Request :: Retype all the entries word for word, but omit the pictures.
++++++++++++++++++++
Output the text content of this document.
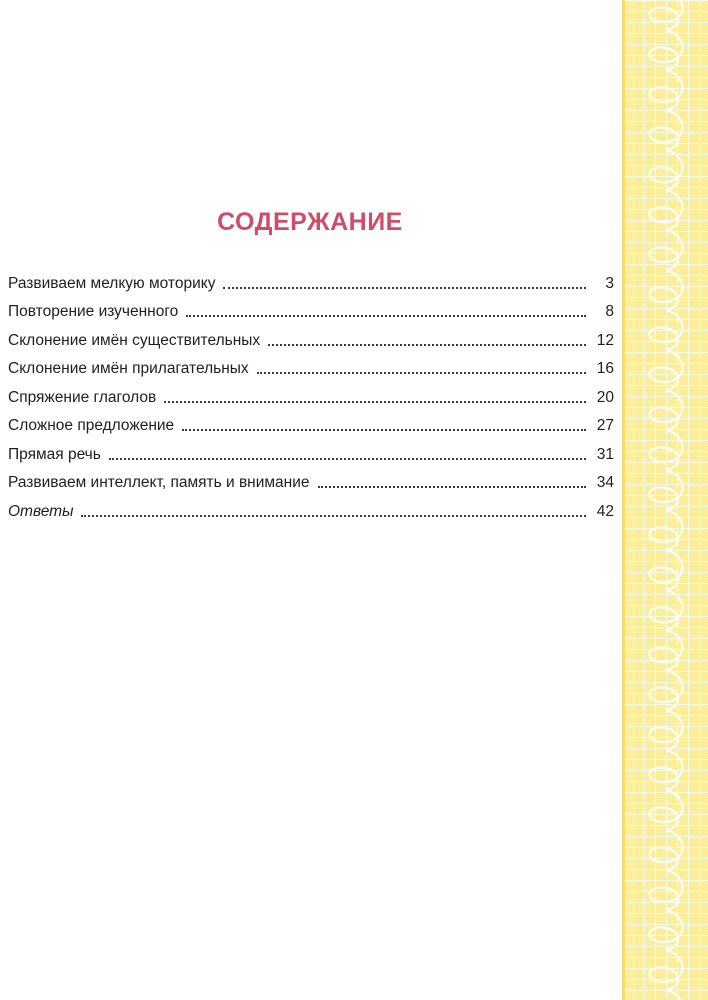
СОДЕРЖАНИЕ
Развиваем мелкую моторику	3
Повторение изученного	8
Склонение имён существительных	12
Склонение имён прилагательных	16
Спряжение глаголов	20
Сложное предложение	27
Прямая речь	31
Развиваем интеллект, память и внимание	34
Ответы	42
++++++++++++++++++++
Exercise output ::
Output the text content of this document.
СОДЕРЖАНИЕ
Развиваем мелкую моторику	3
Повторение изученного	8
Склонение имён существительных	12
Склонение имён прилагательных	16
Спряжение глаголов	20
Сложное предложение	27
Прямая речь	31
Развиваем интеллект, память и внимание	34
Ответы	42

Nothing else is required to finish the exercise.